▸ **WHAT YOU HAVE TO DO**
Output each line of the material exactly as it stands.

▸ **MATERIAL TO PROCESS**
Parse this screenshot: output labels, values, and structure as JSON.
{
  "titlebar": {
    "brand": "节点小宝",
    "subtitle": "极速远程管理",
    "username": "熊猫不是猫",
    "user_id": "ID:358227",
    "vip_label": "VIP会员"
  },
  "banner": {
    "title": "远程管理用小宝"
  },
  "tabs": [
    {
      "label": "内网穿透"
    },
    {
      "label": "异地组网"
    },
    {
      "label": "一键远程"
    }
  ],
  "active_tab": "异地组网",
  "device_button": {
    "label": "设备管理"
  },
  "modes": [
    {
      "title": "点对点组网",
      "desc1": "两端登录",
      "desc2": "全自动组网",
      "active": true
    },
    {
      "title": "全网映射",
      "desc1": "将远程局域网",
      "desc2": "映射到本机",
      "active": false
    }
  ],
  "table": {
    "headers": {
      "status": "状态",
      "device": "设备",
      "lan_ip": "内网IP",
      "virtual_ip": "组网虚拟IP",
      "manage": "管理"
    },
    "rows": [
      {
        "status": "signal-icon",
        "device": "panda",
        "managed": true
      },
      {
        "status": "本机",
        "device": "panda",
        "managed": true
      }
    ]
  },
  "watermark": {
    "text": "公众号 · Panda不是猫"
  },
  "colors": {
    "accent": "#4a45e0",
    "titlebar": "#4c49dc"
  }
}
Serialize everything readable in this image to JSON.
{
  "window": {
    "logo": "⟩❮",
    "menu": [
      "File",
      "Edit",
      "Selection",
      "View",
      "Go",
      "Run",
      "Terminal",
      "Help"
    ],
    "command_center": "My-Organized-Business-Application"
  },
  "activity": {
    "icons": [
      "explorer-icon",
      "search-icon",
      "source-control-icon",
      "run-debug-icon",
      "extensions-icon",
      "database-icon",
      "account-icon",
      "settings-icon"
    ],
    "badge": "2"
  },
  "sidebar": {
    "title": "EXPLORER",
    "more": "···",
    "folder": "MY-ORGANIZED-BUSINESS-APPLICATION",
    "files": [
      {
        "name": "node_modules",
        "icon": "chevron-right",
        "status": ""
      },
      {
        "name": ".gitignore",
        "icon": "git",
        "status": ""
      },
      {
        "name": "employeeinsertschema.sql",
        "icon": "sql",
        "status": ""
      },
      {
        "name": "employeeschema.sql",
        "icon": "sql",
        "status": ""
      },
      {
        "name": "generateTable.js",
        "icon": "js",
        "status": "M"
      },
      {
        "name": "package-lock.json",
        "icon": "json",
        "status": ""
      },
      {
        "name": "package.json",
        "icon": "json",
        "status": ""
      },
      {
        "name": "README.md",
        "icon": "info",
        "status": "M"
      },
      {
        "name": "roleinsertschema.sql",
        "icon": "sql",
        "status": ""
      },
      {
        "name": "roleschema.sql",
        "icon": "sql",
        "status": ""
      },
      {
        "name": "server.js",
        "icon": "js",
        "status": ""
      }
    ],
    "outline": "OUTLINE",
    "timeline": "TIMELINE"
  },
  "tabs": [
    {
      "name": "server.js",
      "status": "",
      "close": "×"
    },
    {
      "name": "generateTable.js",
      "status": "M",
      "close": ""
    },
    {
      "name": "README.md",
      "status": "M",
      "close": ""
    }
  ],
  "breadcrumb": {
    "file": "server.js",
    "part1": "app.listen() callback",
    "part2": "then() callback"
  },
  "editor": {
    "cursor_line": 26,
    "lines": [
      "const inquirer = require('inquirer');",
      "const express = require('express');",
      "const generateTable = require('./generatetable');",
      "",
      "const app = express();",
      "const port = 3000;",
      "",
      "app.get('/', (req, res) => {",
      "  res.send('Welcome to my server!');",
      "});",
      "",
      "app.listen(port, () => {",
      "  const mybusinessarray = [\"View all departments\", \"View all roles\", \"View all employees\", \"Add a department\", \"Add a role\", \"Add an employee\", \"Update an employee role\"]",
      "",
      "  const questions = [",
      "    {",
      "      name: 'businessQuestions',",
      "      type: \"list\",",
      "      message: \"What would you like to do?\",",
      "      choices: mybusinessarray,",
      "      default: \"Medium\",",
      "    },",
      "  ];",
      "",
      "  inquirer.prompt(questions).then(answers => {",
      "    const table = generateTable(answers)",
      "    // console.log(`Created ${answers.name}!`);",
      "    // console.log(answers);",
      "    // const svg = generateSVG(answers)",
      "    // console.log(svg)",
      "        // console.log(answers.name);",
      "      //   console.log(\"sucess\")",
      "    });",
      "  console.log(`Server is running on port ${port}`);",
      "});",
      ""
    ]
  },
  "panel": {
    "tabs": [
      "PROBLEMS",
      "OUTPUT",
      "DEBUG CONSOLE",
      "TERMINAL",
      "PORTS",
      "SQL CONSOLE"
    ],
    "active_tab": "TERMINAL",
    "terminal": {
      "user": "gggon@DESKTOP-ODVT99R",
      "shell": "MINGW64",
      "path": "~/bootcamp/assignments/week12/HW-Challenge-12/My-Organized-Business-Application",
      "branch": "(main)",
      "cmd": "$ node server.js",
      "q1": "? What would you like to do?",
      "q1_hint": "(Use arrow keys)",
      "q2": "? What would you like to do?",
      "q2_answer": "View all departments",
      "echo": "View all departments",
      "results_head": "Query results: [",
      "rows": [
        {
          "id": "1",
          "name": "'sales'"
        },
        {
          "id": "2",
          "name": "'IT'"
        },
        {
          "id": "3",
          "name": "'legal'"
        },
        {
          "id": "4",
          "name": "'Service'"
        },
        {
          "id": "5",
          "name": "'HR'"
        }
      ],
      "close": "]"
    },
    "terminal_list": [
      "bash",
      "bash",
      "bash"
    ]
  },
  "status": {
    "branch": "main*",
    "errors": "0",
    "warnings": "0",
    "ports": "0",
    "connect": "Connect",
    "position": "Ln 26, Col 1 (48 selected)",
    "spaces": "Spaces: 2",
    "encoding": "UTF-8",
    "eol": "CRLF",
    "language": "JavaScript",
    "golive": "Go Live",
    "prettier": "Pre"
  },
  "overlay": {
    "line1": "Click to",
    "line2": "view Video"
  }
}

▸ **TASK ANSWER**
Parse this screenshot: output labels, values, and structure as JSON.
{
  "titlebar": {
    "brand": "节点小宝",
    "subtitle": "极速远程管理",
    "username": "熊猫不是猫",
    "user_id": "ID:358227",
    "vip_label": "VIP会员"
  },
  "banner": {
    "title": "远程管理用小宝"
  },
  "tabs": [
    {
      "label": "内网穿透"
    },
    {
      "label": "异地组网"
    },
    {
      "label": "一键远程"
    }
  ],
  "active_tab": "异地组网",
  "device_button": {
    "label": "设备管理"
  },
  "modes": [
    {
      "title": "点对点组网",
      "desc1": "两端登录",
      "desc2": "全自动组网",
      "active": true
    },
    {
      "title": "全网映射",
      "desc1": "将远程局域网",
      "desc2": "映射到本机",
      "active": false
    }
  ],
  "table": {
    "headers": {
      "status": "状态",
      "device": "设备",
      "lan_ip": "内网IP",
      "virtual_ip": "组网虚拟IP",
      "manage": "管理"
    },
    "rows": [
      {
        "status": "signal-icon",
        "device": "panda",
        "managed": true
      },
      {
        "status": "本机",
        "device": "panda",
        "managed": true
      }
    ]
  },
  "watermark": {
    "text": "公众号 · Panda不是猫"
  },
  "colors": {
    "accent": "#4a45e0",
    "titlebar": "#4c49dc"
  }
}
Serialize everything readable in this image to JSON.
{
  "window": {
    "logo": "⟩❮",
    "menu": [
      "File",
      "Edit",
      "Selection",
      "View",
      "Go",
      "Run",
      "Terminal",
      "Help"
    ],
    "command_center": "My-Organized-Business-Application"
  },
  "activity": {
    "icons": [
      "explorer-icon",
      "search-icon",
      "source-control-icon",
      "run-debug-icon",
      "extensions-icon",
      "database-icon",
      "account-icon",
      "settings-icon"
    ],
    "badge": "2"
  },
  "sidebar": {
    "title": "EXPLORER",
    "more": "···",
    "folder": "MY-ORGANIZED-BUSINESS-APPLICATION",
    "files": [
      {
        "name": "node_modules",
        "icon": "chevron-right",
        "status": ""
      },
      {
        "name": ".gitignore",
        "icon": "git",
        "status": ""
      },
      {
        "name": "employeeinsertschema.sql",
        "icon": "sql",
        "status": ""
      },
      {
        "name": "employeeschema.sql",
        "icon": "sql",
        "status": ""
      },
      {
        "name": "generateTable.js",
        "icon": "js",
        "status": "M"
      },
      {
        "name": "package-lock.json",
        "icon": "json",
        "status": ""
      },
      {
        "name": "package.json",
        "icon": "json",
        "status": ""
      },
      {
        "name": "README.md",
        "icon": "info",
        "status": "M"
      },
      {
        "name": "roleinsertschema.sql",
        "icon": "sql",
        "status": ""
      },
      {
        "name": "roleschema.sql",
        "icon": "sql",
        "status": ""
      },
      {
        "name": "server.js",
        "icon": "js",
        "status": ""
      }
    ],
    "outline": "OUTLINE",
    "timeline": "TIMELINE"
  },
  "tabs": [
    {
      "name": "server.js",
      "status": "",
      "close": "×"
    },
    {
      "name": "generateTable.js",
      "status": "M",
      "close": ""
    },
    {
      "name": "README.md",
      "status": "M",
      "close": ""
    }
  ],
  "breadcrumb": {
    "file": "server.js",
    "part1": "app.listen() callback",
    "part2": "then() callback"
  },
  "editor": {
    "cursor_line": 26,
    "lines": [
      "const inquirer = require('inquirer');",
      "const express = require('express');",
      "const generateTable = require('./generatetable');",
      "",
      "const app = express();",
      "const port = 3000;",
      "",
      "app.get('/', (req, res) => {",
      "  res.send('Welcome to my server!');",
      "});",
      "",
      "app.listen(port, () => {",
      "  const mybusinessarray = [\"View all departments\", \"View all roles\", \"View all employees\", \"Add a department\", \"Add a role\", \"Add an employee\", \"Update an employee role\"]",
      "",
      "  const questions = [",
      "    {",
      "      name: 'businessQuestions',",
      "      type: \"list\",",
      "      message: \"What would you like to do?\",",
      "      choices: mybusinessarray,",
      "      default: \"Medium\",",
      "    },",
      "  ];",
      "",
      "  inquirer.prompt(questions).then(answers => {",
      "    const table = generateTable(answers)",
      "    // console.log(`Created ${answers.name}!`);",
      "    // console.log(answers);",
      "    // const svg = generateSVG(answers)",
      "    // console.log(svg)",
      "        // console.log(answers.name);",
      "      //   console.log(\"sucess\")",
      "    });",
      "  console.log(`Server is running on port ${port}`);",
      "});",
      ""
    ]
  },
  "panel": {
    "tabs": [
      "PROBLEMS",
      "OUTPUT",
      "DEBUG CONSOLE",
      "TERMINAL",
      "PORTS",
      "SQL CONSOLE"
    ],
    "active_tab": "TERMINAL",
    "terminal": {
      "user": "gggon@DESKTOP-ODVT99R",
      "shell": "MINGW64",
      "path": "~/bootcamp/assignments/week12/HW-Challenge-12/My-Organized-Business-Application",
      "branch": "(main)",
      "cmd": "$ node server.js",
      "q1": "? What would you like to do?",
      "q1_hint": "(Use arrow keys)",
      "q2": "? What would you like to do?",
      "q2_answer": "View all departments",
      "echo": "View all departments",
      "results_head": "Query results: [",
      "rows": [
        {
          "id": "1",
          "name": "'sales'"
        },
        {
          "id": "2",
          "name": "'IT'"
        },
        {
          "id": "3",
          "name": "'legal'"
        },
        {
          "id": "4",
          "name": "'Service'"
        },
        {
          "id": "5",
          "name": "'HR'"
        }
      ],
      "close": "]"
    },
    "terminal_list": [
      "bash",
      "bash",
      "bash"
    ]
  },
  "status": {
    "branch": "main*",
    "errors": "0",
    "warnings": "0",
    "ports": "0",
    "connect": "Connect",
    "position": "Ln 26, Col 1 (48 selected)",
    "spaces": "Spaces: 2",
    "encoding": "UTF-8",
    "eol": "CRLF",
    "language": "JavaScript",
    "golive": "Go Live",
    "prettier": "Pre"
  },
  "overlay": {
    "line1": "Click to",
    "line2": "view Video"
  }
}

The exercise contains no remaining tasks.